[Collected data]
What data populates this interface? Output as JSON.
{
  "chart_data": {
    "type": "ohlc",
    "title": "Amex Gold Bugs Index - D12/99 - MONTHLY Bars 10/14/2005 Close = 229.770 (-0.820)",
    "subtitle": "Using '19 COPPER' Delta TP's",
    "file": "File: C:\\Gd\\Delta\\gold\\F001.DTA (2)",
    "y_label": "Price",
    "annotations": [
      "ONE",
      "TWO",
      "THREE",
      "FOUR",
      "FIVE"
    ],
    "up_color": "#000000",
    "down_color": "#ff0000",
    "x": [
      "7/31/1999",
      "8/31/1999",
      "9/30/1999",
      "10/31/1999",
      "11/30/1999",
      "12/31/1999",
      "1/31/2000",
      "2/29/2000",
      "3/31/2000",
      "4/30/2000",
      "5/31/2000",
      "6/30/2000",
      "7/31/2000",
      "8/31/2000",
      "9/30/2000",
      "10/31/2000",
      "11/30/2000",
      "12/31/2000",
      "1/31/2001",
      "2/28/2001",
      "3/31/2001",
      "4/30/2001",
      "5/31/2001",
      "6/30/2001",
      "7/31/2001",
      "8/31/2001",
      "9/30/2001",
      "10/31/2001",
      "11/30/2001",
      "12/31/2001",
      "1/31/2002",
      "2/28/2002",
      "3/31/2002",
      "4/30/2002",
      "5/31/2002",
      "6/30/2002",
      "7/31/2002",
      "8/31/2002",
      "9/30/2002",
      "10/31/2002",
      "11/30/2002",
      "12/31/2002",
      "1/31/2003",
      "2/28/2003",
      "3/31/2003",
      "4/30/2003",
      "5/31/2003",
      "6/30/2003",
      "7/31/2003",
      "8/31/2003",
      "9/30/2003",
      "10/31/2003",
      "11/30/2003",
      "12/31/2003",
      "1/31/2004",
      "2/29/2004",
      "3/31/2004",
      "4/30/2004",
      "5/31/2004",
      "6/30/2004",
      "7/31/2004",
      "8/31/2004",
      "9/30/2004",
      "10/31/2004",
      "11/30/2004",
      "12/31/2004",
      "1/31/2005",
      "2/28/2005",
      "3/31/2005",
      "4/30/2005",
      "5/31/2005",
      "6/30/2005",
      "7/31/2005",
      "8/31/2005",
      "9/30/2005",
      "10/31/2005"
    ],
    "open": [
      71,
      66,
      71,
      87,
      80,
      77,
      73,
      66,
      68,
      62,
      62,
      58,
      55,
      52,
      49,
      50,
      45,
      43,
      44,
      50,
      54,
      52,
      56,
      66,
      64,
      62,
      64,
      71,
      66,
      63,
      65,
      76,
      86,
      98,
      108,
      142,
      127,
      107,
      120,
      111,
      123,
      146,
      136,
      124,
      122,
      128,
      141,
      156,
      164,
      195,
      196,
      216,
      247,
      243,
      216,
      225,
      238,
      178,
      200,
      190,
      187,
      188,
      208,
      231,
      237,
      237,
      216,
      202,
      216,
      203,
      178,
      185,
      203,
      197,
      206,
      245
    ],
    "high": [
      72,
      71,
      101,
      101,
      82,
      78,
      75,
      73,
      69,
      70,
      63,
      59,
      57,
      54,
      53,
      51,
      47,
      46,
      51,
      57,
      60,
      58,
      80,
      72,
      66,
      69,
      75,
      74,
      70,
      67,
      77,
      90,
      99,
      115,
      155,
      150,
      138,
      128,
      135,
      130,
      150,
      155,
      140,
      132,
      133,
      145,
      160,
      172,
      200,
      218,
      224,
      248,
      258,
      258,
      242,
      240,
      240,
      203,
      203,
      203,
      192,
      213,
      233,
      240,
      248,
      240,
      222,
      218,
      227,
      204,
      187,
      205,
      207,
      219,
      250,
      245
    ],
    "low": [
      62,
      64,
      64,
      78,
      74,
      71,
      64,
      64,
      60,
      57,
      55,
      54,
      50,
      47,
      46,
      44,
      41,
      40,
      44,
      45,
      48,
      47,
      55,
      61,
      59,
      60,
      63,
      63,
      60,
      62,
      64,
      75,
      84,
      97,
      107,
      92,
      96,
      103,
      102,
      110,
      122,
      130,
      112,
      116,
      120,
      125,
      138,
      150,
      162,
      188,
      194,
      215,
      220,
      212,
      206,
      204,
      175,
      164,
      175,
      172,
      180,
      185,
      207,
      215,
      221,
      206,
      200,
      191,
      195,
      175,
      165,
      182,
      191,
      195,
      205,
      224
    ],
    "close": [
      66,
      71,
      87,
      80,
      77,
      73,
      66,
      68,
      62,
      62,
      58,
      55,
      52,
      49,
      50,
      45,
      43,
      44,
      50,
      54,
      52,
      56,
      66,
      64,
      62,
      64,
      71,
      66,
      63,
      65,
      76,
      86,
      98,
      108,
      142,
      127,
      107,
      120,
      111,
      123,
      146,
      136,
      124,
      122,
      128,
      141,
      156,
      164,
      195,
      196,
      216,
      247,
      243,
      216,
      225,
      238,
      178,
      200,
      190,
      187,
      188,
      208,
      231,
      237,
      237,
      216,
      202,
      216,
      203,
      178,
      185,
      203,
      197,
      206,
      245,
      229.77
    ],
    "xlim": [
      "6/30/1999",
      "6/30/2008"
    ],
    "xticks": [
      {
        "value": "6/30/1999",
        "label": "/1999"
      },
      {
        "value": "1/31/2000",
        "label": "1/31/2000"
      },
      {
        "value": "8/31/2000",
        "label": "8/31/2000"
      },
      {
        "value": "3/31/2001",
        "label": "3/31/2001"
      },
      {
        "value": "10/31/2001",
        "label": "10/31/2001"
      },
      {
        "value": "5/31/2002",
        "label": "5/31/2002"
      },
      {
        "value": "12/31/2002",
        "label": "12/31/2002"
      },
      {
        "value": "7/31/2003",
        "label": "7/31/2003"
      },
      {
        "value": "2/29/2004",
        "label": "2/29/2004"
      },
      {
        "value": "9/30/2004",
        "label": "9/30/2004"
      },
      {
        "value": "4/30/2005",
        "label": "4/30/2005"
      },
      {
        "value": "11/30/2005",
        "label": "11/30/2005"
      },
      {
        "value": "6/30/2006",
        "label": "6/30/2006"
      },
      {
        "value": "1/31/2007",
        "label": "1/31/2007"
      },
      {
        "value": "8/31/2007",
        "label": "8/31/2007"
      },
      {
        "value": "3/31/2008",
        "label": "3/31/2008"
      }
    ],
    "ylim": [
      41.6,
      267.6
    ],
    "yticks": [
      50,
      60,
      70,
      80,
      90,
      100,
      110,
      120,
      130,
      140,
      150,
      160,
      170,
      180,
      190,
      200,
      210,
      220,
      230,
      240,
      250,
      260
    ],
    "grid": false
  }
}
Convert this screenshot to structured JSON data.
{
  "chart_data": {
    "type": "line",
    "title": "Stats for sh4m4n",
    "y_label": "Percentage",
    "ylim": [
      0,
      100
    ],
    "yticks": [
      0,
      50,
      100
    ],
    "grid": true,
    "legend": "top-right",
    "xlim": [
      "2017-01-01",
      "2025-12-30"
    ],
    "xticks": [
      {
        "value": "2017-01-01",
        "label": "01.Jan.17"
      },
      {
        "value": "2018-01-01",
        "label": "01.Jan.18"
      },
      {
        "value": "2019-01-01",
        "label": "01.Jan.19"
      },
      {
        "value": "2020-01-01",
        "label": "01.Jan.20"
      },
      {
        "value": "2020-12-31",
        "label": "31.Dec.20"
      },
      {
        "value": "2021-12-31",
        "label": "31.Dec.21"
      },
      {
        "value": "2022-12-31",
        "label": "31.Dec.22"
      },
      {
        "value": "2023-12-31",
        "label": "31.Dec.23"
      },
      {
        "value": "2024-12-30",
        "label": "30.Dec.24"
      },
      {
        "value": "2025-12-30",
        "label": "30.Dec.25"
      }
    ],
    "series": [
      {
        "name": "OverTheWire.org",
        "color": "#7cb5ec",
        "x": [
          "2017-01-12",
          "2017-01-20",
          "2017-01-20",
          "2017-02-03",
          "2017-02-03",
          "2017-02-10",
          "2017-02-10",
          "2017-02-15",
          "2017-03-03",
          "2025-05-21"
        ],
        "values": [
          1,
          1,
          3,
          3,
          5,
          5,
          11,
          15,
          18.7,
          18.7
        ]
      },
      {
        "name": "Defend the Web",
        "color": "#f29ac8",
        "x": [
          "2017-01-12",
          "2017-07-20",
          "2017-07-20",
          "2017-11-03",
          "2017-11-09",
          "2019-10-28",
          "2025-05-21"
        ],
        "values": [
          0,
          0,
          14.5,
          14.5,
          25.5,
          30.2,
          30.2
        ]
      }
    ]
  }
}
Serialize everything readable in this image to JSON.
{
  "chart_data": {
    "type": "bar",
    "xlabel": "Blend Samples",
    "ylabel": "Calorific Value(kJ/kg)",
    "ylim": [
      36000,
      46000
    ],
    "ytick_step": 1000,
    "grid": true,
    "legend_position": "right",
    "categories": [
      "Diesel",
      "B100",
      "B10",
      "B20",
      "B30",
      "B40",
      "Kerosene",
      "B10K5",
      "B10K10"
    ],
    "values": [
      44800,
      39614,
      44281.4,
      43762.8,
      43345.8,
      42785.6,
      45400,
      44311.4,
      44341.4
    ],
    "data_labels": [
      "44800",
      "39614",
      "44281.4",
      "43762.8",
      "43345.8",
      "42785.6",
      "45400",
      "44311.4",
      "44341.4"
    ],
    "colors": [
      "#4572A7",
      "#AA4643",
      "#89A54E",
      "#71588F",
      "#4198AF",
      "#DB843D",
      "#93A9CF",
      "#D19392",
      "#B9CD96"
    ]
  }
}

→ **Task to complete**: Give the lines from the one containing "Serialize everything readable" through the end of the entries again, exactly as written and with no other lines.

→ **Task result**:
Serialize everything readable in this image to JSON.
{
  "chart_data": {
    "type": "bar",
    "xlabel": "Blend Samples",
    "ylabel": "Calorific Value(kJ/kg)",
    "ylim": [
      36000,
      46000
    ],
    "ytick_step": 1000,
    "grid": true,
    "legend_position": "right",
    "categories": [
      "Diesel",
      "B100",
      "B10",
      "B20",
      "B30",
      "B40",
      "Kerosene",
      "B10K5",
      "B10K10"
    ],
    "values": [
      44800,
      39614,
      44281.4,
      43762.8,
      43345.8,
      42785.6,
      45400,
      44311.4,
      44341.4
    ],
    "data_labels": [
      "44800",
      "39614",
      "44281.4",
      "43762.8",
      "43345.8",
      "42785.6",
      "45400",
      "44311.4",
      "44341.4"
    ],
    "colors": [
      "#4572A7",
      "#AA4643",
      "#89A54E",
      "#71588F",
      "#4198AF",
      "#DB843D",
      "#93A9CF",
      "#D19392",
      "#B9CD96"
    ]
  }
}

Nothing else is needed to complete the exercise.